Task instructions -
Rewrite all of the data below, replacing every occurrence of "data-point" with "point-marker". Leave the rest of the text unchanged.

Provided information -

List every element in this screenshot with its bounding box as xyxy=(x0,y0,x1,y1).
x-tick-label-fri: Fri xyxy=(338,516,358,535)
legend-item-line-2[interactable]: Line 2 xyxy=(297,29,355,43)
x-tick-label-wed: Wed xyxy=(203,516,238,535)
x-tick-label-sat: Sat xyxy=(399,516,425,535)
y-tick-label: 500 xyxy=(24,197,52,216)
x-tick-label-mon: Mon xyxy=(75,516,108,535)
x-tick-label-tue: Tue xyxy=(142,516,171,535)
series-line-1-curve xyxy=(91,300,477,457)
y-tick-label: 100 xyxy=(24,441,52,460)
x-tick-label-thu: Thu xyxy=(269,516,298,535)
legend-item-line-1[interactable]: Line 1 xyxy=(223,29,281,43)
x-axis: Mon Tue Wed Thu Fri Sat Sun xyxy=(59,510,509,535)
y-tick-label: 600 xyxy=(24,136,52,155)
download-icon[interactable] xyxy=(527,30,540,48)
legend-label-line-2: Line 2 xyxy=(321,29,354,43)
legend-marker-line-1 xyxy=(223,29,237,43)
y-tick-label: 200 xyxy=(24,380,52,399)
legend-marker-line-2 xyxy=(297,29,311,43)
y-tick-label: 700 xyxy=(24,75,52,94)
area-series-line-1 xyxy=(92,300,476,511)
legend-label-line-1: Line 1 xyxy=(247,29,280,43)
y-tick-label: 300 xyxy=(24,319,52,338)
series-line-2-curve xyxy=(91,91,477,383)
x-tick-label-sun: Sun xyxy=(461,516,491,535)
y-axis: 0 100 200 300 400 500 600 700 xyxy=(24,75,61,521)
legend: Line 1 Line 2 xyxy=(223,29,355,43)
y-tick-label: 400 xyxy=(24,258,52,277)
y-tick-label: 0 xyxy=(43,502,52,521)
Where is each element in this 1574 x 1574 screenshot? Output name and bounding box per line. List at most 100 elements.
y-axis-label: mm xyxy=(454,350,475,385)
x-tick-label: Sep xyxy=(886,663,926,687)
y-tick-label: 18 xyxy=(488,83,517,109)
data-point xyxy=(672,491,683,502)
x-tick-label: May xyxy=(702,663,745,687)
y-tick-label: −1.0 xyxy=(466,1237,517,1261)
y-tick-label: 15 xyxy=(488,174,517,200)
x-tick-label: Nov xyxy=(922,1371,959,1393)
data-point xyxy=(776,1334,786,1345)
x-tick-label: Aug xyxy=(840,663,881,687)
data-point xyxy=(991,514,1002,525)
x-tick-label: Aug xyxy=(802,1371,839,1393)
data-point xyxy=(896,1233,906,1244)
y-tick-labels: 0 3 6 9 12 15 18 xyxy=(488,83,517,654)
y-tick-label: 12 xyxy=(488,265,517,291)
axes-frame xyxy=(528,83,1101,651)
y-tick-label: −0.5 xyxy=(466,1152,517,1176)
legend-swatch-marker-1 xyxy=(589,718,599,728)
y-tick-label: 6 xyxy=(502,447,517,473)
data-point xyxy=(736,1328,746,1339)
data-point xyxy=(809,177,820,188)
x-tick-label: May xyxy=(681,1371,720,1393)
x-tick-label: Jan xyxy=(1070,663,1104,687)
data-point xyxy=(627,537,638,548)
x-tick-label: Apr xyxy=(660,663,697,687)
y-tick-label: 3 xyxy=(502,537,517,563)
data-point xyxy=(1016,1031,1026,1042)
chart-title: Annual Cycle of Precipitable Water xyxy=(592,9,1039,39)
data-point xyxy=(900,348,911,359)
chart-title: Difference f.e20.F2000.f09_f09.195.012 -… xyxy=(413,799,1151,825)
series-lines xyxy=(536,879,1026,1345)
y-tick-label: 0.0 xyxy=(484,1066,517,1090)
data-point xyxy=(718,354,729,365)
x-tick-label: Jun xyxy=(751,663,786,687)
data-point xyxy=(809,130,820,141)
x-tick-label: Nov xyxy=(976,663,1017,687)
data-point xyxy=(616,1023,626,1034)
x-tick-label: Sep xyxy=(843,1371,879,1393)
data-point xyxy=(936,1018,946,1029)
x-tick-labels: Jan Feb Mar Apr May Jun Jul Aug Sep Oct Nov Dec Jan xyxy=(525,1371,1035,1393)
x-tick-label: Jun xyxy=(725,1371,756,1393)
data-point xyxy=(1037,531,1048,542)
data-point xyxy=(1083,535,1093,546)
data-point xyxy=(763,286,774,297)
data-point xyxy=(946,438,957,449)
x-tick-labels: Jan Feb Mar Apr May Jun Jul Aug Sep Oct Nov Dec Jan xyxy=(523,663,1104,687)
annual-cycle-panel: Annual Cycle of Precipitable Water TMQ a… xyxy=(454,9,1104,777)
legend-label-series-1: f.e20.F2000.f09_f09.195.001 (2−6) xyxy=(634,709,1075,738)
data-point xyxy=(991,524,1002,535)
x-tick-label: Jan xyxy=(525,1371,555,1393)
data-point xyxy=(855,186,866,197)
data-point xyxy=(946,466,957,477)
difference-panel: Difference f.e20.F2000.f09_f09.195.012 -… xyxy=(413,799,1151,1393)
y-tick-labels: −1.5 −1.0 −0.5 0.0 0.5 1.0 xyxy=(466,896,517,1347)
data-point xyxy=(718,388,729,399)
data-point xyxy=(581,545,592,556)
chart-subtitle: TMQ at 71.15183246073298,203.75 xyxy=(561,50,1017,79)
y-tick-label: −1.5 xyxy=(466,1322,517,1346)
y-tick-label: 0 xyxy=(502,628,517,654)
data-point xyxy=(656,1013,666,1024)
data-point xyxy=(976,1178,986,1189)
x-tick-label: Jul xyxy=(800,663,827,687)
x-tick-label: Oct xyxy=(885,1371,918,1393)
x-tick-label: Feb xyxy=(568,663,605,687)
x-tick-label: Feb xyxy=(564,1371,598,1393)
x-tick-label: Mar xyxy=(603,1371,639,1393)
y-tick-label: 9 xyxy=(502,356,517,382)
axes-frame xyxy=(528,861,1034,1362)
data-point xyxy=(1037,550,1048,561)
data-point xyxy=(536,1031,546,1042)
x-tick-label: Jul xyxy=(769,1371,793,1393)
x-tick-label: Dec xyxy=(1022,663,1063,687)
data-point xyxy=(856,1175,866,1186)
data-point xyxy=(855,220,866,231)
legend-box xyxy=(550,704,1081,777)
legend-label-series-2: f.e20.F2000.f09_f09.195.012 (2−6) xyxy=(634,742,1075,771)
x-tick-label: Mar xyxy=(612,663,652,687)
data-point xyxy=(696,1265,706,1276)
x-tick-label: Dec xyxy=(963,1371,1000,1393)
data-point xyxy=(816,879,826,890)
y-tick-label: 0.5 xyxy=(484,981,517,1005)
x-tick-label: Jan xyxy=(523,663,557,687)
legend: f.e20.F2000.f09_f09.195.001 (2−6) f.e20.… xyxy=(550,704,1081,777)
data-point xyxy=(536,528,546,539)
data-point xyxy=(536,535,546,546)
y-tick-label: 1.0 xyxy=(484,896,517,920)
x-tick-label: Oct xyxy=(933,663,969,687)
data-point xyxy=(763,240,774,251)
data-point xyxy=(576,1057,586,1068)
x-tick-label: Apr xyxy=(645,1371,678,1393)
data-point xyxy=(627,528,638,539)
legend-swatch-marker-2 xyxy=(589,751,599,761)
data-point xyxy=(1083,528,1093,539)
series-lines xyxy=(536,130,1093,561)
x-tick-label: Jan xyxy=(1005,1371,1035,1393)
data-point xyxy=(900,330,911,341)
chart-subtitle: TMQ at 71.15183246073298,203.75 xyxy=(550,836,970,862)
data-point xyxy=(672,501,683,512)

Correct answer -
List every element in this screenshot with its bounding box as xyxy=(x0,y0,x1,y1).
x-tick-label-fri: Fri xyxy=(338,516,358,535)
legend-item-line-2[interactable]: Line 2 xyxy=(297,29,355,43)
x-tick-label-wed: Wed xyxy=(203,516,238,535)
x-tick-label-sat: Sat xyxy=(399,516,425,535)
y-tick-label: 500 xyxy=(24,197,52,216)
x-tick-label-mon: Mon xyxy=(75,516,108,535)
x-tick-label-tue: Tue xyxy=(142,516,171,535)
series-line-1-curve xyxy=(91,300,477,457)
y-tick-label: 100 xyxy=(24,441,52,460)
x-tick-label-thu: Thu xyxy=(269,516,298,535)
legend-item-line-1[interactable]: Line 1 xyxy=(223,29,281,43)
x-axis: Mon Tue Wed Thu Fri Sat Sun xyxy=(59,510,509,535)
y-tick-label: 600 xyxy=(24,136,52,155)
download-icon[interactable] xyxy=(527,30,540,48)
legend-label-line-2: Line 2 xyxy=(321,29,354,43)
legend-marker-line-1 xyxy=(223,29,237,43)
y-tick-label: 200 xyxy=(24,380,52,399)
legend-marker-line-2 xyxy=(297,29,311,43)
y-tick-label: 700 xyxy=(24,75,52,94)
area-series-line-1 xyxy=(92,300,476,511)
legend-label-line-1: Line 1 xyxy=(247,29,280,43)
y-tick-label: 300 xyxy=(24,319,52,338)
series-line-2-curve xyxy=(91,91,477,383)
x-tick-label-sun: Sun xyxy=(461,516,491,535)
y-axis: 0 100 200 300 400 500 600 700 xyxy=(24,75,61,521)
legend: Line 1 Line 2 xyxy=(223,29,355,43)
y-tick-label: 400 xyxy=(24,258,52,277)
y-tick-label: 0 xyxy=(43,502,52,521)
Where is each element in this 1574 x 1574 screenshot? Output name and bounding box per line. List at most 100 elements.
y-axis-label: mm xyxy=(454,350,475,385)
x-tick-label: Sep xyxy=(886,663,926,687)
y-tick-label: 18 xyxy=(488,83,517,109)
point-marker xyxy=(672,491,683,502)
x-tick-label: May xyxy=(702,663,745,687)
y-tick-label: −1.0 xyxy=(466,1237,517,1261)
y-tick-label: 15 xyxy=(488,174,517,200)
x-tick-label: Nov xyxy=(922,1371,959,1393)
point-marker xyxy=(776,1334,786,1345)
x-tick-label: Aug xyxy=(840,663,881,687)
point-marker xyxy=(991,514,1002,525)
x-tick-label: Aug xyxy=(802,1371,839,1393)
point-marker xyxy=(896,1233,906,1244)
y-tick-labels: 0 3 6 9 12 15 18 xyxy=(488,83,517,654)
y-tick-label: 12 xyxy=(488,265,517,291)
axes-frame xyxy=(528,83,1101,651)
y-tick-label: −0.5 xyxy=(466,1152,517,1176)
legend-swatch-marker-1 xyxy=(589,718,599,728)
y-tick-label: 6 xyxy=(502,447,517,473)
point-marker xyxy=(736,1328,746,1339)
point-marker xyxy=(809,177,820,188)
x-tick-label: May xyxy=(681,1371,720,1393)
x-tick-label: Jan xyxy=(1070,663,1104,687)
point-marker xyxy=(627,537,638,548)
x-tick-label: Apr xyxy=(660,663,697,687)
y-tick-label: 3 xyxy=(502,537,517,563)
point-marker xyxy=(1016,1031,1026,1042)
chart-title: Annual Cycle of Precipitable Water xyxy=(592,9,1039,39)
point-marker xyxy=(900,348,911,359)
chart-title: Difference f.e20.F2000.f09_f09.195.012 -… xyxy=(413,799,1151,825)
series-lines xyxy=(536,879,1026,1345)
y-tick-label: 0.0 xyxy=(484,1066,517,1090)
point-marker xyxy=(718,354,729,365)
x-tick-label: Jun xyxy=(751,663,786,687)
point-marker xyxy=(809,130,820,141)
x-tick-label: Nov xyxy=(976,663,1017,687)
point-marker xyxy=(616,1023,626,1034)
x-tick-label: Sep xyxy=(843,1371,879,1393)
point-marker xyxy=(936,1018,946,1029)
x-tick-labels: Jan Feb Mar Apr May Jun Jul Aug Sep Oct Nov Dec Jan xyxy=(525,1371,1035,1393)
x-tick-label: Jun xyxy=(725,1371,756,1393)
point-marker xyxy=(1037,531,1048,542)
point-marker xyxy=(1083,535,1093,546)
point-marker xyxy=(763,286,774,297)
point-marker xyxy=(946,438,957,449)
x-tick-labels: Jan Feb Mar Apr May Jun Jul Aug Sep Oct Nov Dec Jan xyxy=(523,663,1104,687)
annual-cycle-panel: Annual Cycle of Precipitable Water TMQ a… xyxy=(454,9,1104,777)
legend-label-series-1: f.e20.F2000.f09_f09.195.001 (2−6) xyxy=(634,709,1075,738)
point-marker xyxy=(991,524,1002,535)
x-tick-label: Jan xyxy=(525,1371,555,1393)
point-marker xyxy=(855,186,866,197)
point-marker xyxy=(946,466,957,477)
difference-panel: Difference f.e20.F2000.f09_f09.195.012 -… xyxy=(413,799,1151,1393)
y-tick-labels: −1.5 −1.0 −0.5 0.0 0.5 1.0 xyxy=(466,896,517,1347)
point-marker xyxy=(718,388,729,399)
point-marker xyxy=(581,545,592,556)
chart-subtitle: TMQ at 71.15183246073298,203.75 xyxy=(561,50,1017,79)
y-tick-label: −1.5 xyxy=(466,1322,517,1346)
y-tick-label: 0 xyxy=(502,628,517,654)
point-marker xyxy=(656,1013,666,1024)
point-marker xyxy=(976,1178,986,1189)
x-tick-label: Jul xyxy=(800,663,827,687)
x-tick-label: Oct xyxy=(885,1371,918,1393)
x-tick-label: Feb xyxy=(568,663,605,687)
x-tick-label: Feb xyxy=(564,1371,598,1393)
x-tick-label: Mar xyxy=(603,1371,639,1393)
y-tick-label: 9 xyxy=(502,356,517,382)
axes-frame xyxy=(528,861,1034,1362)
point-marker xyxy=(1037,550,1048,561)
point-marker xyxy=(536,1031,546,1042)
x-tick-label: Jul xyxy=(769,1371,793,1393)
x-tick-label: Dec xyxy=(1022,663,1063,687)
point-marker xyxy=(856,1175,866,1186)
point-marker xyxy=(855,220,866,231)
legend-box xyxy=(550,704,1081,777)
legend-label-series-2: f.e20.F2000.f09_f09.195.012 (2−6) xyxy=(634,742,1075,771)
x-tick-label: Mar xyxy=(612,663,652,687)
point-marker xyxy=(696,1265,706,1276)
x-tick-label: Dec xyxy=(963,1371,1000,1393)
point-marker xyxy=(816,879,826,890)
y-tick-label: 0.5 xyxy=(484,981,517,1005)
x-tick-label: Jan xyxy=(523,663,557,687)
legend: f.e20.F2000.f09_f09.195.001 (2−6) f.e20.… xyxy=(550,704,1081,777)
point-marker xyxy=(536,528,546,539)
point-marker xyxy=(536,535,546,546)
y-tick-label: 1.0 xyxy=(484,896,517,920)
x-tick-label: Oct xyxy=(933,663,969,687)
point-marker xyxy=(763,240,774,251)
point-marker xyxy=(576,1057,586,1068)
x-tick-label: Apr xyxy=(645,1371,678,1393)
point-marker xyxy=(627,528,638,539)
legend-swatch-marker-2 xyxy=(589,751,599,761)
point-marker xyxy=(1083,528,1093,539)
series-lines xyxy=(536,130,1093,561)
x-tick-label: Jan xyxy=(1005,1371,1035,1393)
point-marker xyxy=(900,330,911,341)
chart-subtitle: TMQ at 71.15183246073298,203.75 xyxy=(550,836,970,862)
point-marker xyxy=(672,501,683,512)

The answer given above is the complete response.